## Start SOURCE DATA

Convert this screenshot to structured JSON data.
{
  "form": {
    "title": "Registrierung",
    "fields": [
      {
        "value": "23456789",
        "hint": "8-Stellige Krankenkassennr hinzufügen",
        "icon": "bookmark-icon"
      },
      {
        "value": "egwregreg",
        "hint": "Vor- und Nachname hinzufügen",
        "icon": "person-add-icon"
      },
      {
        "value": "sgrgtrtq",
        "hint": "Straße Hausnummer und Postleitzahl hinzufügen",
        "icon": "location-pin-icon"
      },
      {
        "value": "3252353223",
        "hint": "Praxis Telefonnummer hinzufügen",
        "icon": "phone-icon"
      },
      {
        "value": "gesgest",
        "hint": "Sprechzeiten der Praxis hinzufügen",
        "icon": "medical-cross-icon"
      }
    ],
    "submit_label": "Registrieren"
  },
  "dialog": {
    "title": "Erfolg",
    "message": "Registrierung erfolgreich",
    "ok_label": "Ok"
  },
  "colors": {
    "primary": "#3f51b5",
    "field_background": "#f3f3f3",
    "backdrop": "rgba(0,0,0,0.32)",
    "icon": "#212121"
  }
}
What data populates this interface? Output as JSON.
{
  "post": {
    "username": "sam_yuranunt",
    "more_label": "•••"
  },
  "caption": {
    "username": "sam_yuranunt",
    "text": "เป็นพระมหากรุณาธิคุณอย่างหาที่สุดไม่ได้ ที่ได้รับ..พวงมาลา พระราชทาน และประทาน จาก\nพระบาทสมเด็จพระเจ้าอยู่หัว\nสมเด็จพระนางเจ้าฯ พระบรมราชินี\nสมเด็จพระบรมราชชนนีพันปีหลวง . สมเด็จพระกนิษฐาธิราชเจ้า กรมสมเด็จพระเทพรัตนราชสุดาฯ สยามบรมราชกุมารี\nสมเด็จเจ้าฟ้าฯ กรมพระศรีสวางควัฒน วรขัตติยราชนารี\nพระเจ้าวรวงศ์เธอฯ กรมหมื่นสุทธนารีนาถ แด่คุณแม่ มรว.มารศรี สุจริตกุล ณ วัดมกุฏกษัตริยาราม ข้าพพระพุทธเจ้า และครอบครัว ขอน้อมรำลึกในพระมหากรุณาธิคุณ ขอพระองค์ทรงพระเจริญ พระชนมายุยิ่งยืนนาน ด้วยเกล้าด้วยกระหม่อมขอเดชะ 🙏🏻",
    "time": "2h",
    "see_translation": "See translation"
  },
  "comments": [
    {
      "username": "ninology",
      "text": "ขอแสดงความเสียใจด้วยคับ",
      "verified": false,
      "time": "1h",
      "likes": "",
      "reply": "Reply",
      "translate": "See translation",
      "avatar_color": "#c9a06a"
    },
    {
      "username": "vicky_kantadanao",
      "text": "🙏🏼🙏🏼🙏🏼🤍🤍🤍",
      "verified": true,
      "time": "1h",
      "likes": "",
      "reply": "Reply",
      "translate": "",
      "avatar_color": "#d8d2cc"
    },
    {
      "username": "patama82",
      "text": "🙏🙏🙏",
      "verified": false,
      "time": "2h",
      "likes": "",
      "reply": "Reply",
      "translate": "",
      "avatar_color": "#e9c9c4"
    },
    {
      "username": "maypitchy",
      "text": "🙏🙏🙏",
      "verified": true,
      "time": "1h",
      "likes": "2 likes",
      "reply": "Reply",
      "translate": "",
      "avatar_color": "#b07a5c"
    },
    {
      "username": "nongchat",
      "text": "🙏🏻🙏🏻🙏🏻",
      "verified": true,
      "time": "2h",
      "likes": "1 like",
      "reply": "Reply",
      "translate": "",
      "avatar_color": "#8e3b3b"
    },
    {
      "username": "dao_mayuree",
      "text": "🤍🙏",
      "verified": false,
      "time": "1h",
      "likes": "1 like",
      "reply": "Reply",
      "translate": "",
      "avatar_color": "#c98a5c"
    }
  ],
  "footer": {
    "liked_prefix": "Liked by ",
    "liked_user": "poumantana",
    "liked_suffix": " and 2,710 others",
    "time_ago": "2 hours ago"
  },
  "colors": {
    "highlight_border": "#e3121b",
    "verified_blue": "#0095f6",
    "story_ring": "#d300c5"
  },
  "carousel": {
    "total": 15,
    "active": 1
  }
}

## End SOURCE DATA

- [GIVEN EXERCISE]:
Restate each record word for word.

- [FINAL RESULT]:
Convert this screenshot to structured JSON data.
{
  "form": {
    "title": "Registrierung",
    "fields": [
      {
        "value": "23456789",
        "hint": "8-Stellige Krankenkassennr hinzufügen",
        "icon": "bookmark-icon"
      },
      {
        "value": "egwregreg",
        "hint": "Vor- und Nachname hinzufügen",
        "icon": "person-add-icon"
      },
      {
        "value": "sgrgtrtq",
        "hint": "Straße Hausnummer und Postleitzahl hinzufügen",
        "icon": "location-pin-icon"
      },
      {
        "value": "3252353223",
        "hint": "Praxis Telefonnummer hinzufügen",
        "icon": "phone-icon"
      },
      {
        "value": "gesgest",
        "hint": "Sprechzeiten der Praxis hinzufügen",
        "icon": "medical-cross-icon"
      }
    ],
    "submit_label": "Registrieren"
  },
  "dialog": {
    "title": "Erfolg",
    "message": "Registrierung erfolgreich",
    "ok_label": "Ok"
  },
  "colors": {
    "primary": "#3f51b5",
    "field_background": "#f3f3f3",
    "backdrop": "rgba(0,0,0,0.32)",
    "icon": "#212121"
  }
}
What data populates this interface? Output as JSON.
{
  "post": {
    "username": "sam_yuranunt",
    "more_label": "•••"
  },
  "caption": {
    "username": "sam_yuranunt",
    "text": "เป็นพระมหากรุณาธิคุณอย่างหาที่สุดไม่ได้ ที่ได้รับ..พวงมาลา พระราชทาน และประทาน จาก\nพระบาทสมเด็จพระเจ้าอยู่หัว\nสมเด็จพระนางเจ้าฯ พระบรมราชินี\nสมเด็จพระบรมราชชนนีพันปีหลวง . สมเด็จพระกนิษฐาธิราชเจ้า กรมสมเด็จพระเทพรัตนราชสุดาฯ สยามบรมราชกุมารี\nสมเด็จเจ้าฟ้าฯ กรมพระศรีสวางควัฒน วรขัตติยราชนารี\nพระเจ้าวรวงศ์เธอฯ กรมหมื่นสุทธนารีนาถ แด่คุณแม่ มรว.มารศรี สุจริตกุล ณ วัดมกุฏกษัตริยาราม ข้าพพระพุทธเจ้า และครอบครัว ขอน้อมรำลึกในพระมหากรุณาธิคุณ ขอพระองค์ทรงพระเจริญ พระชนมายุยิ่งยืนนาน ด้วยเกล้าด้วยกระหม่อมขอเดชะ 🙏🏻",
    "time": "2h",
    "see_translation": "See translation"
  },
  "comments": [
    {
      "username": "ninology",
      "text": "ขอแสดงความเสียใจด้วยคับ",
      "verified": false,
      "time": "1h",
      "likes": "",
      "reply": "Reply",
      "translate": "See translation",
      "avatar_color": "#c9a06a"
    },
    {
      "username": "vicky_kantadanao",
      "text": "🙏🏼🙏🏼🙏🏼🤍🤍🤍",
      "verified": true,
      "time": "1h",
      "likes": "",
      "reply": "Reply",
      "translate": "",
      "avatar_color": "#d8d2cc"
    },
    {
      "username": "patama82",
      "text": "🙏🙏🙏",
      "verified": false,
      "time": "2h",
      "likes": "",
      "reply": "Reply",
      "translate": "",
      "avatar_color": "#e9c9c4"
    },
    {
      "username": "maypitchy",
      "text": "🙏🙏🙏",
      "verified": true,
      "time": "1h",
      "likes": "2 likes",
      "reply": "Reply",
      "translate": "",
      "avatar_color": "#b07a5c"
    },
    {
      "username": "nongchat",
      "text": "🙏🏻🙏🏻🙏🏻",
      "verified": true,
      "time": "2h",
      "likes": "1 like",
      "reply": "Reply",
      "translate": "",
      "avatar_color": "#8e3b3b"
    },
    {
      "username": "dao_mayuree",
      "text": "🤍🙏",
      "verified": false,
      "time": "1h",
      "likes": "1 like",
      "reply": "Reply",
      "translate": "",
      "avatar_color": "#c98a5c"
    }
  ],
  "footer": {
    "liked_prefix": "Liked by ",
    "liked_user": "poumantana",
    "liked_suffix": " and 2,710 others",
    "time_ago": "2 hours ago"
  },
  "colors": {
    "highlight_border": "#e3121b",
    "verified_blue": "#0095f6",
    "story_ring": "#d300c5"
  },
  "carousel": {
    "total": 15,
    "active": 1
  }
}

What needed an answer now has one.